Start of Excerpted passage

Beyond sex, “nothing stands out as a single large risk factor that, if we only got rid of it, we would solve the problem” of lung cancer in never-smokers, said Josephine Feliciano, an oncologist at Johns Hopkins University School of Medicine. “But air pollution, radon, family history of lung cancer, [and] genetic predispositions” all play a role. Chronic lung infections and lung diseases such as chronic obstructive pulmonary disorder (COPD) also seem to increase risk.

None of those, with the possible exception of genetics and indoor pollution (cooking fires in some low-income countries), affect women more than men. So what’s going on?

At least one biotech believes that biological differences between lung cancer in never-smokers and smokers merits a new drug, and one that might be especially effective in women. “A different disease needs a different drug,” said co-founder and CEO Panna Sharma of Lantern Pharma. In fact Lantern, which is developing a drug for lung cancer in female never-smokers, believes that disease is so different it recently tried to convince the U.S. Food and Drug Administration to designate it an orphan disease, said Sharma.

Called LP-300, the Lantern drug increased overall survival from 13 months to more than 27, compared to chemotherapy alone, in female nonsmokers, in a small trial. It “targets molecular pathways that are more common in female nonsmokers than in any other group,” said Sharma, targeting the mutations EGFR, ALK, MET, and ROS1 (common in never-smokers) directly and boosting the efficacy of other drugs that attack them, such as erlotinib and crizotinib. Lantern plans a larger trial this year.

Smokers’ tumors tend to have more mutations overall, thanks to mutagen-packed cigarette smoke attacking their lungs, but scientists have developed more drugs for never-smokers’ lung tumors than for smokers’. For instance, EGFR and ALK mutations are more common in never-smokers. (Mandi Pike had the EGFR mutation, which was relatively fortunate: A drug targets it, and she has been cancer-free since November.)

The targeted drugs bollix up each mutation’s cancer-causing effects. KRAS mutations are more common in smokers’ lung tumors, and there are no KRAS drugs. (A KRAS drug for lung cancer is imminent, though, said thoracic oncologist Ben Creelan of Moffitt Cancer Center in Tampa, Fla.)

According to national guidelines, lung cancer in never-smokers should be treated the same as in smokers, said Creelan. “But I think we should reconsider this,” he said.

Because never-smokers have fewer tumor mutations, it’s harder to find them. So he said clinicians should be more aggressive about looking for actionable mutations in these patients. “I keep looking for a mutation until I find something important,” he said, adding that doctors might need better biopsy material or to use a different sequencing method in never-smokers.

End of Excerpted passage

## Assigned task 1
In the passage on lung cancer in never-smokers, what overall survival did LP-300 achieve in female nonsmokers in the small trial?
## Assigned task 2
From the lung cancer passage, extract the part that opens with the words containing "The targeted drugs" and closes with "in Tampa, Fla.)".

Start of Records

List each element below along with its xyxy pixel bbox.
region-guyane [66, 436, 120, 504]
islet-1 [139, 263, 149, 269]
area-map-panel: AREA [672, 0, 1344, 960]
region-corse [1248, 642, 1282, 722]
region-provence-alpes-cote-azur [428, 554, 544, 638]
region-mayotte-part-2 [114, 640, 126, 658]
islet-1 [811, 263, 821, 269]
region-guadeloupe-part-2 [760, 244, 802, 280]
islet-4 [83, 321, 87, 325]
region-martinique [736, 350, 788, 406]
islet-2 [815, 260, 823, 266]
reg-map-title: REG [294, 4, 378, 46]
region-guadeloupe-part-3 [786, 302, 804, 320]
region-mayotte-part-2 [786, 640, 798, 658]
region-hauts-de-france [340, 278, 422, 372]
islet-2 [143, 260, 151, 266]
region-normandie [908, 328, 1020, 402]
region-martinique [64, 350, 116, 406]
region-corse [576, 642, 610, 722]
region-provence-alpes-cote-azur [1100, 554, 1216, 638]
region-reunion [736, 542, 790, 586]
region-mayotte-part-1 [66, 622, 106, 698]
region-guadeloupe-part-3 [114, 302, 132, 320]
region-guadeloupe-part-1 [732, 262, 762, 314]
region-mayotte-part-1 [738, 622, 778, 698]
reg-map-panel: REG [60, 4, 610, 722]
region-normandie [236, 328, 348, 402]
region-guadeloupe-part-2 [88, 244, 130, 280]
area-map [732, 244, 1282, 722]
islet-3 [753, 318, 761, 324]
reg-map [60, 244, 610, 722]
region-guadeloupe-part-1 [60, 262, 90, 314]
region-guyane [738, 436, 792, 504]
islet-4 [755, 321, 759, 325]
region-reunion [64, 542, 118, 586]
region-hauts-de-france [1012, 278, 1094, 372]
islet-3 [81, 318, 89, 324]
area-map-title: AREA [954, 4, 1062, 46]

End of Records

## Task result 1
More than 27 months, compared with 13 months on chemotherapy alone.

## Task result 2
The targeted drugs bollix up each mutation’s cancer-causing effects. KRAS mutations are more common in smokers’ lung tumors, and there are no KRAS drugs. (A KRAS drug for lung cancer is imminent, though, said thoracic oncologist Ben Creelan of Moffitt Cancer Center in Tampa, Fla.)